### Task requirements:
Copy each record exactly as it reads, leaving out any pictures it holds.

### Given information:

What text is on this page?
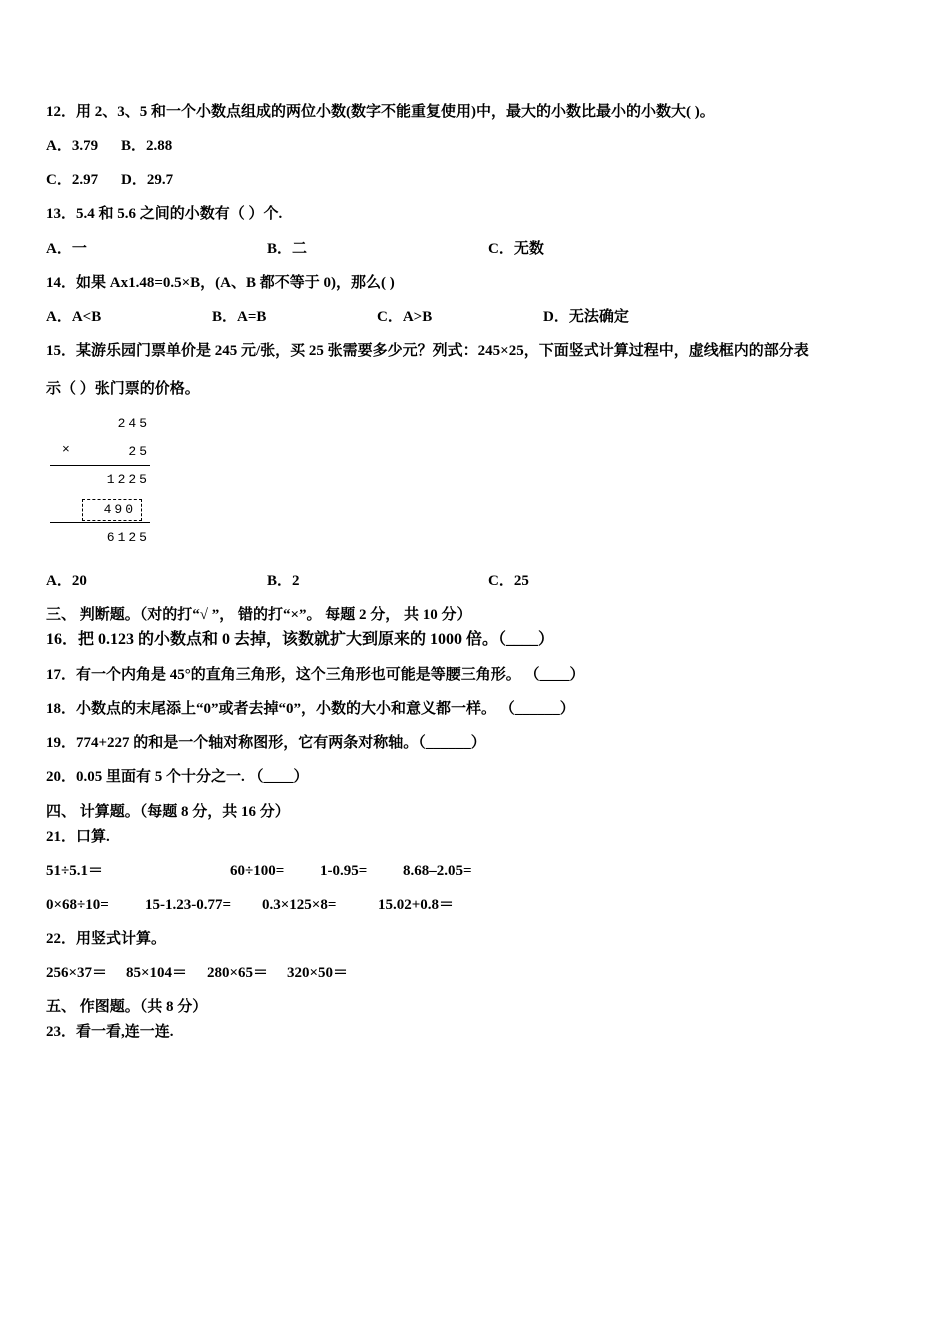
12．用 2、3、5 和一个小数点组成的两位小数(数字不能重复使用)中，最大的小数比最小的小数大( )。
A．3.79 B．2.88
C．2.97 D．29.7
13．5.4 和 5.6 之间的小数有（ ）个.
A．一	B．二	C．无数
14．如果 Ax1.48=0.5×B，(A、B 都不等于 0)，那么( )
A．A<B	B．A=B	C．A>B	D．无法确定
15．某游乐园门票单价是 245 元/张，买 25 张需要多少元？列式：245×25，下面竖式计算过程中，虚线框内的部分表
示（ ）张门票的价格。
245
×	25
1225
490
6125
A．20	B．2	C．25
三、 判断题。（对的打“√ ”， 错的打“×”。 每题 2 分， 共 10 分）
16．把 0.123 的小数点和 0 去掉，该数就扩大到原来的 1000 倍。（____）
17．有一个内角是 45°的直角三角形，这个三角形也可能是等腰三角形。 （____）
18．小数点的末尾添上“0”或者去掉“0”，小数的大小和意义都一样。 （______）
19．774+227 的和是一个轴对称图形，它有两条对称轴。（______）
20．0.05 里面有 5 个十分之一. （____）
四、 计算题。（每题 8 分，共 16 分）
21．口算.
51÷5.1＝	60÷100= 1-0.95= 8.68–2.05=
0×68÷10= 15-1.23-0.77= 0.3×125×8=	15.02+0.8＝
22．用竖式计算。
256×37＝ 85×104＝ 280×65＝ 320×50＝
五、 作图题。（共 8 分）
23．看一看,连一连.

### Problem solution:
What text is on this page?
12．用 2、3、5 和一个小数点组成的两位小数(数字不能重复使用)中，最大的小数比最小的小数大( )。
A．3.79 B．2.88
C．2.97 D．29.7
13．5.4 和 5.6 之间的小数有（ ）个.
A．一	B．二	C．无数
14．如果 Ax1.48=0.5×B，(A、B 都不等于 0)，那么( )
A．A<B	B．A=B	C．A>B	D．无法确定
15．某游乐园门票单价是 245 元/张，买 25 张需要多少元？列式：245×25，下面竖式计算过程中，虚线框内的部分表
示（ ）张门票的价格。
245
×	25
1225
490
6125
A．20	B．2	C．25
三、 判断题。（对的打“√ ”， 错的打“×”。 每题 2 分， 共 10 分）
16．把 0.123 的小数点和 0 去掉，该数就扩大到原来的 1000 倍。（____）
17．有一个内角是 45°的直角三角形，这个三角形也可能是等腰三角形。 （____）
18．小数点的末尾添上“0”或者去掉“0”，小数的大小和意义都一样。 （______）
19．774+227 的和是一个轴对称图形，它有两条对称轴。（______）
20．0.05 里面有 5 个十分之一. （____）
四、 计算题。（每题 8 分，共 16 分）
21．口算.
51÷5.1＝	60÷100= 1-0.95= 8.68–2.05=
0×68÷10= 15-1.23-0.77= 0.3×125×8=	15.02+0.8＝
22．用竖式计算。
256×37＝ 85×104＝ 280×65＝ 320×50＝
五、 作图题。（共 8 分）
23．看一看,连一连.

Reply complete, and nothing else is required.